%%

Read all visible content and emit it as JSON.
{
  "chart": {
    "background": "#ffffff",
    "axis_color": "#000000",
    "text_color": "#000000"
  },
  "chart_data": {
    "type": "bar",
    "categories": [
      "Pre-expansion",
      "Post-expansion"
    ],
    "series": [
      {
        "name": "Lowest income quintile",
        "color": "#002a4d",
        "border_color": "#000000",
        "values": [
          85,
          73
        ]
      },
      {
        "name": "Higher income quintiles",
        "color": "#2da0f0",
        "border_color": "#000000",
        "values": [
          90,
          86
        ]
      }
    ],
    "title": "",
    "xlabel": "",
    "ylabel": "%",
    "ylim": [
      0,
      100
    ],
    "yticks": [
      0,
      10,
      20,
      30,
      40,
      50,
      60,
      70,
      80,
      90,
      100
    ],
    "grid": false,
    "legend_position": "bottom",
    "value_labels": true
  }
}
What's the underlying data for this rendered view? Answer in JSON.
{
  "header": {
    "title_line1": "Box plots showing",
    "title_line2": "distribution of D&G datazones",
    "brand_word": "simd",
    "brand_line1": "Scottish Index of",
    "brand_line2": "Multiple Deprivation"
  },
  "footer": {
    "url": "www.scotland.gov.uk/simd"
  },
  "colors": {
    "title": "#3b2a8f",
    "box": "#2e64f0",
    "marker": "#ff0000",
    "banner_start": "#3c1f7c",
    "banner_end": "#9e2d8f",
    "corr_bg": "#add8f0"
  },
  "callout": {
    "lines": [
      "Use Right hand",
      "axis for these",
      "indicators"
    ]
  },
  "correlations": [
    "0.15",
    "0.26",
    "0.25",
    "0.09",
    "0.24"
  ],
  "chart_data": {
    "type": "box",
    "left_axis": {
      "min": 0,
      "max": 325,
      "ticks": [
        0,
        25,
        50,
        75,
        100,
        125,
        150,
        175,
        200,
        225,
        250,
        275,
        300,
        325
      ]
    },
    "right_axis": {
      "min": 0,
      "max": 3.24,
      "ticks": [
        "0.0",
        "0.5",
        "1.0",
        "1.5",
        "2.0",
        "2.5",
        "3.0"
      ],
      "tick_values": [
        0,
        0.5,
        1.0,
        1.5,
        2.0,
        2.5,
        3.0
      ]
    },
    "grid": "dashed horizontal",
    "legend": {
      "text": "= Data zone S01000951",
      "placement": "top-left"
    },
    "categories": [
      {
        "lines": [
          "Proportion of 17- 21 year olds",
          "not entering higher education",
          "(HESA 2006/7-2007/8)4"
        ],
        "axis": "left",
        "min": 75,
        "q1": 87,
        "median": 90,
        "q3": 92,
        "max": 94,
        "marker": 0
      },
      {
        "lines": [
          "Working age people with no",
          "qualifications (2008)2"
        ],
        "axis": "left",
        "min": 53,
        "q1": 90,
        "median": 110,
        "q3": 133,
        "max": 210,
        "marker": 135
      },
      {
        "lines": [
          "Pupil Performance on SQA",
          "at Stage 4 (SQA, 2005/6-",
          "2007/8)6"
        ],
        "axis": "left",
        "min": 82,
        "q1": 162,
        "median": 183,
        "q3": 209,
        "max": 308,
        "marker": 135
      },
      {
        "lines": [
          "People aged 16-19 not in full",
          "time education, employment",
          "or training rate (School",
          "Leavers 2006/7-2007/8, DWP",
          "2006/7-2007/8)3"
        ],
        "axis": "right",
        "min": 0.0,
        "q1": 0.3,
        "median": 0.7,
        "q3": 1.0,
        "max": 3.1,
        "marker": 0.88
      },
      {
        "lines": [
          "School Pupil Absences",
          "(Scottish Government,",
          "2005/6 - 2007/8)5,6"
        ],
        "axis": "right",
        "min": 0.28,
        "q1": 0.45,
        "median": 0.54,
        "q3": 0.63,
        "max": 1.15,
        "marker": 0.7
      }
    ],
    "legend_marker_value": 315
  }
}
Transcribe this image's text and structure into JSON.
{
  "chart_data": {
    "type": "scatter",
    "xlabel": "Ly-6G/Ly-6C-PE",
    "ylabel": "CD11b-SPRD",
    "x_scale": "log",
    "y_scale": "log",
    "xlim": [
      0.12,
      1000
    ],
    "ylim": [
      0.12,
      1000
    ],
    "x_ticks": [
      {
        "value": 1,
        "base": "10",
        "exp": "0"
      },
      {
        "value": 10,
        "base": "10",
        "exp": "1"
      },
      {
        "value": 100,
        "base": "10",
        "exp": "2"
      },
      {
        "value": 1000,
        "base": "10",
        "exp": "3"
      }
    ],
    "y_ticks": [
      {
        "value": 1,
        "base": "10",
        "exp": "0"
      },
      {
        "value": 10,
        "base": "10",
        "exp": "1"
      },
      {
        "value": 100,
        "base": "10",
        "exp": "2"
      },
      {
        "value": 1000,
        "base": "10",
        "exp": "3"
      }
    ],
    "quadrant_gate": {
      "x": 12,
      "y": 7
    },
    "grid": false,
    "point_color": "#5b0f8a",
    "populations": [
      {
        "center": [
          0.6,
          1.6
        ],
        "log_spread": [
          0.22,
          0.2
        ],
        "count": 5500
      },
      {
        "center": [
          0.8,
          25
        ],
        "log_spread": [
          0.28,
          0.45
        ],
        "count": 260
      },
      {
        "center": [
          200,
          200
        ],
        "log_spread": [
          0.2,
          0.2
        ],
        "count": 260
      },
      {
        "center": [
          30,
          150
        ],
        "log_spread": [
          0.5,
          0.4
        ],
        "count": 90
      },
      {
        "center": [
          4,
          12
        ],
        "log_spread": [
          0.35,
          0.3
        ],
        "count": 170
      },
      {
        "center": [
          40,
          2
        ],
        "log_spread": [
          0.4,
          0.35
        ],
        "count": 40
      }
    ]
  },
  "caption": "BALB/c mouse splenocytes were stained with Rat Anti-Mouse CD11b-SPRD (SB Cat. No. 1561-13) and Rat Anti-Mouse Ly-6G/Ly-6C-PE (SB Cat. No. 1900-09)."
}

%%

AIM —
Extract all the material, leaving every line as it is.

EXERCISE ANSWER —
Read all visible content and emit it as JSON.
{
  "chart": {
    "background": "#ffffff",
    "axis_color": "#000000",
    "text_color": "#000000"
  },
  "chart_data": {
    "type": "bar",
    "categories": [
      "Pre-expansion",
      "Post-expansion"
    ],
    "series": [
      {
        "name": "Lowest income quintile",
        "color": "#002a4d",
        "border_color": "#000000",
        "values": [
          85,
          73
        ]
      },
      {
        "name": "Higher income quintiles",
        "color": "#2da0f0",
        "border_color": "#000000",
        "values": [
          90,
          86
        ]
      }
    ],
    "title": "",
    "xlabel": "",
    "ylabel": "%",
    "ylim": [
      0,
      100
    ],
    "yticks": [
      0,
      10,
      20,
      30,
      40,
      50,
      60,
      70,
      80,
      90,
      100
    ],
    "grid": false,
    "legend_position": "bottom",
    "value_labels": true
  }
}
What's the underlying data for this rendered view? Answer in JSON.
{
  "header": {
    "title_line1": "Box plots showing",
    "title_line2": "distribution of D&G datazones",
    "brand_word": "simd",
    "brand_line1": "Scottish Index of",
    "brand_line2": "Multiple Deprivation"
  },
  "footer": {
    "url": "www.scotland.gov.uk/simd"
  },
  "colors": {
    "title": "#3b2a8f",
    "box": "#2e64f0",
    "marker": "#ff0000",
    "banner_start": "#3c1f7c",
    "banner_end": "#9e2d8f",
    "corr_bg": "#add8f0"
  },
  "callout": {
    "lines": [
      "Use Right hand",
      "axis for these",
      "indicators"
    ]
  },
  "correlations": [
    "0.15",
    "0.26",
    "0.25",
    "0.09",
    "0.24"
  ],
  "chart_data": {
    "type": "box",
    "left_axis": {
      "min": 0,
      "max": 325,
      "ticks": [
        0,
        25,
        50,
        75,
        100,
        125,
        150,
        175,
        200,
        225,
        250,
        275,
        300,
        325
      ]
    },
    "right_axis": {
      "min": 0,
      "max": 3.24,
      "ticks": [
        "0.0",
        "0.5",
        "1.0",
        "1.5",
        "2.0",
        "2.5",
        "3.0"
      ],
      "tick_values": [
        0,
        0.5,
        1.0,
        1.5,
        2.0,
        2.5,
        3.0
      ]
    },
    "grid": "dashed horizontal",
    "legend": {
      "text": "= Data zone S01000951",
      "placement": "top-left"
    },
    "categories": [
      {
        "lines": [
          "Proportion of 17- 21 year olds",
          "not entering higher education",
          "(HESA 2006/7-2007/8)4"
        ],
        "axis": "left",
        "min": 75,
        "q1": 87,
        "median": 90,
        "q3": 92,
        "max": 94,
        "marker": 0
      },
      {
        "lines": [
          "Working age people with no",
          "qualifications (2008)2"
        ],
        "axis": "left",
        "min": 53,
        "q1": 90,
        "median": 110,
        "q3": 133,
        "max": 210,
        "marker": 135
      },
      {
        "lines": [
          "Pupil Performance on SQA",
          "at Stage 4 (SQA, 2005/6-",
          "2007/8)6"
        ],
        "axis": "left",
        "min": 82,
        "q1": 162,
        "median": 183,
        "q3": 209,
        "max": 308,
        "marker": 135
      },
      {
        "lines": [
          "People aged 16-19 not in full",
          "time education, employment",
          "or training rate (School",
          "Leavers 2006/7-2007/8, DWP",
          "2006/7-2007/8)3"
        ],
        "axis": "right",
        "min": 0.0,
        "q1": 0.3,
        "median": 0.7,
        "q3": 1.0,
        "max": 3.1,
        "marker": 0.88
      },
      {
        "lines": [
          "School Pupil Absences",
          "(Scottish Government,",
          "2005/6 - 2007/8)5,6"
        ],
        "axis": "right",
        "min": 0.28,
        "q1": 0.45,
        "median": 0.54,
        "q3": 0.63,
        "max": 1.15,
        "marker": 0.7
      }
    ],
    "legend_marker_value": 315
  }
}
Transcribe this image's text and structure into JSON.
{
  "chart_data": {
    "type": "scatter",
    "xlabel": "Ly-6G/Ly-6C-PE",
    "ylabel": "CD11b-SPRD",
    "x_scale": "log",
    "y_scale": "log",
    "xlim": [
      0.12,
      1000
    ],
    "ylim": [
      0.12,
      1000
    ],
    "x_ticks": [
      {
        "value": 1,
        "base": "10",
        "exp": "0"
      },
      {
        "value": 10,
        "base": "10",
        "exp": "1"
      },
      {
        "value": 100,
        "base": "10",
        "exp": "2"
      },
      {
        "value": 1000,
        "base": "10",
        "exp": "3"
      }
    ],
    "y_ticks": [
      {
        "value": 1,
        "base": "10",
        "exp": "0"
      },
      {
        "value": 10,
        "base": "10",
        "exp": "1"
      },
      {
        "value": 100,
        "base": "10",
        "exp": "2"
      },
      {
        "value": 1000,
        "base": "10",
        "exp": "3"
      }
    ],
    "quadrant_gate": {
      "x": 12,
      "y": 7
    },
    "grid": false,
    "point_color": "#5b0f8a",
    "populations": [
      {
        "center": [
          0.6,
          1.6
        ],
        "log_spread": [
          0.22,
          0.2
        ],
        "count": 5500
      },
      {
        "center": [
          0.8,
          25
        ],
        "log_spread": [
          0.28,
          0.45
        ],
        "count": 260
      },
      {
        "center": [
          200,
          200
        ],
        "log_spread": [
          0.2,
          0.2
        ],
        "count": 260
      },
      {
        "center": [
          30,
          150
        ],
        "log_spread": [
          0.5,
          0.4
        ],
        "count": 90
      },
      {
        "center": [
          4,
          12
        ],
        "log_spread": [
          0.35,
          0.3
        ],
        "count": 170
      },
      {
        "center": [
          40,
          2
        ],
        "log_spread": [
          0.4,
          0.35
        ],
        "count": 40
      }
    ]
  },
  "caption": "BALB/c mouse splenocytes were stained with Rat Anti-Mouse CD11b-SPRD (SB Cat. No. 1561-13) and Rat Anti-Mouse Ly-6G/Ly-6C-PE (SB Cat. No. 1900-09)."
}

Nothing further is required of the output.